SHADER_ATTRIBUTE_ANIMATED = 1,
};
struct gaussian_blur_args {
int size;
double deviation;
};
struct box_blur_args {
int size;
};
struct kernel_blur_args {
struct conv **kernels;
int kernel_count;
};
struct dual_kawase_blur_args {
int size;
int strength;
};
typedef struct image_handle {
// Intentionally left blank
} *image_handle;
/// A mask for various backend operations.
///
/// The mask is composed of both a mask region and a mask image. The resulting mask
/// is the intersection of the two. The mask image can be modified by the `corner_radius`
/// and `inverted` properties. Note these properties have no effect on the mask region.
struct backend_mask_image {
/// Mask image, can be NULL.
///
/// Mask image must be an image that was created with the
/// `BACKEND_IMAGE_FORMAT_MASK` format. Using an image with a wrong format as mask
/// is undefined behavior.
image_handle image;
/// Corner radius of the mask image, the corners of the mask image will be
/// rounded.
double corner_radius;
/// Origin of the mask image, in the source image's coordinate.
ivec2 origin;
/// Whether the mask image should be inverted.
bool inverted;
};
struct backend_blur_args {
/// The blur context
void *blur_context;
/// The source mask for the blur operation, may be NULL. Only parts of the source
/// image covered by the mask should participate in the blur operation.
const struct backend_mask_image *source_mask;
/// Region of the target image that will be covered by the blur operation, in the
/// source image's coordinate.
const region_t *target_mask;
/// Source image
image_handle source_image;
/// Opacity of the blurred image
double opacity;
};
struct backend_blit_args {
/// Source image, can be NULL.
image_handle source_image;
/// Mask for the source image. may be NULL. Only contents covered by the mask
/// should participate in the blit operation. This applies to the source image
/// before it's scaled.
const struct backend_mask_image *source_mask;
/// Mask for the target image. Only regions of the target image covered by this
/// mask should be modified. This is the target's coordinate system.
const region_t *target_mask;
/// Custom shader for this blit operation.
void *shader;
/// Opacity of the source image.
double opacity;
/// Dim level of the source image.

> [YOUR TASKS]:
- A) Print a portion of the backend header excerpt without changes, beginning at the words that contain "image_handle image;" and stopping after "the source image's coordinate.".
- B) Write the code that comes next in the backend header excerpt, starting right after its final line.
The entries that follow have no connection to the backend header excerpt.

> [RECORDS]:

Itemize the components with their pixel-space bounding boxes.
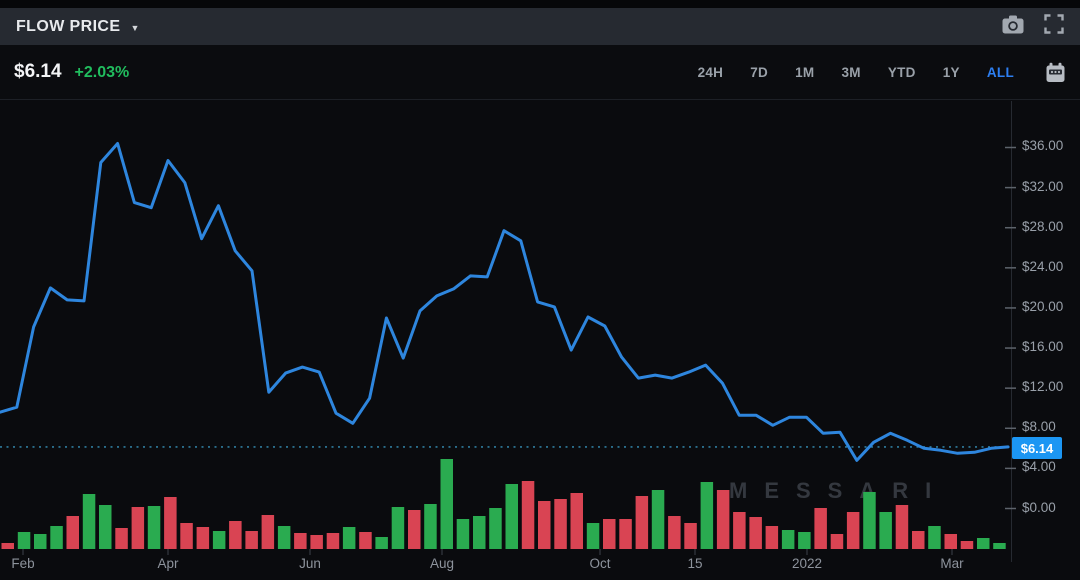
* * *
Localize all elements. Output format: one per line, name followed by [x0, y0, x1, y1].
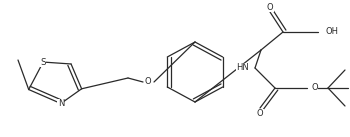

> [RESULTS OF THE TASKS]:
- A)
image_handle image;
/// Corner radius of the mask image, the corners of the mask image will be
/// rounded.
double corner_radius;
/// Origin of the mask image, in the source image's coordinate.

- B)
double dim;
/// Brightness limit of the source image. Source image
/// will be normalized so that the maximum brightness is
/// this value.
double max_brightness;
/// Scale factor for the horizontal and vertical direction (X for horizontal,
/// Y for vertical).
vec2 scale;
/// Corner radius of the source image BEFORE scaling. The corners of
/// the source image will be rounded.
double corner_radius;
/// Effective size of the source image BEFORE scaling, set where the corners
/// of the image are.
ivec2 effective_size;
/// Border width of the source image BEFORE scaling. This is used with
/// `corner_radius` to create a border for the rounded corners.
/// Setting this has no effect if `corner_radius` is 0.
int border_width;
/// Whether the source image should be inverted.
bool color_inverted;
};
enum backend_image_format {
/// A format that can be used for normal rendering, and binding
/// X pixmaps.
/// Images created with `bind_pixmap` have this format automatically.
BACKEND_IMAGE_FORMAT_PIXMAP,
/// Like `BACKEND_IMAGE_FORMAT_PIXMAP`, but the image has a higher
/// precision. Support is optional.
BACKEND_IMAGE_FORMAT_PIXMAP_HIGH,
/// A format that can be used for masks.
BACKEND_IMAGE_FORMAT_MASK,
};
enum backend_image_capability {
/// Image can be sampled from. This is required for `blit` and `blur` source
/// images. All images except the back buffer should have this capability.
/// Note that `copy_area` should work without this capability, this is so that
/// blurring the back buffer could be done.
BACKEND_IMAGE_CAP_SRC = 1 << 0,
/// Image can be rendered to. This is required for target images of any operation.
/// All images except bound X pixmaps should have this capability.
BACKEND_IMAGE_CAP_DST = 1 << 1,
};
enum backend_command_op {
BACKEND_COMMAND_INVALID = -1,
BACKEND_COMMAND_BLIT,
BACKEND_COMMAND_BLUR,
BACKEND_COMMAND_COPY_AREA,
};
/// Symbolic references used as render command source images. The actual `image_handle`
/// will later be filled in by the renderer using this symbolic reference.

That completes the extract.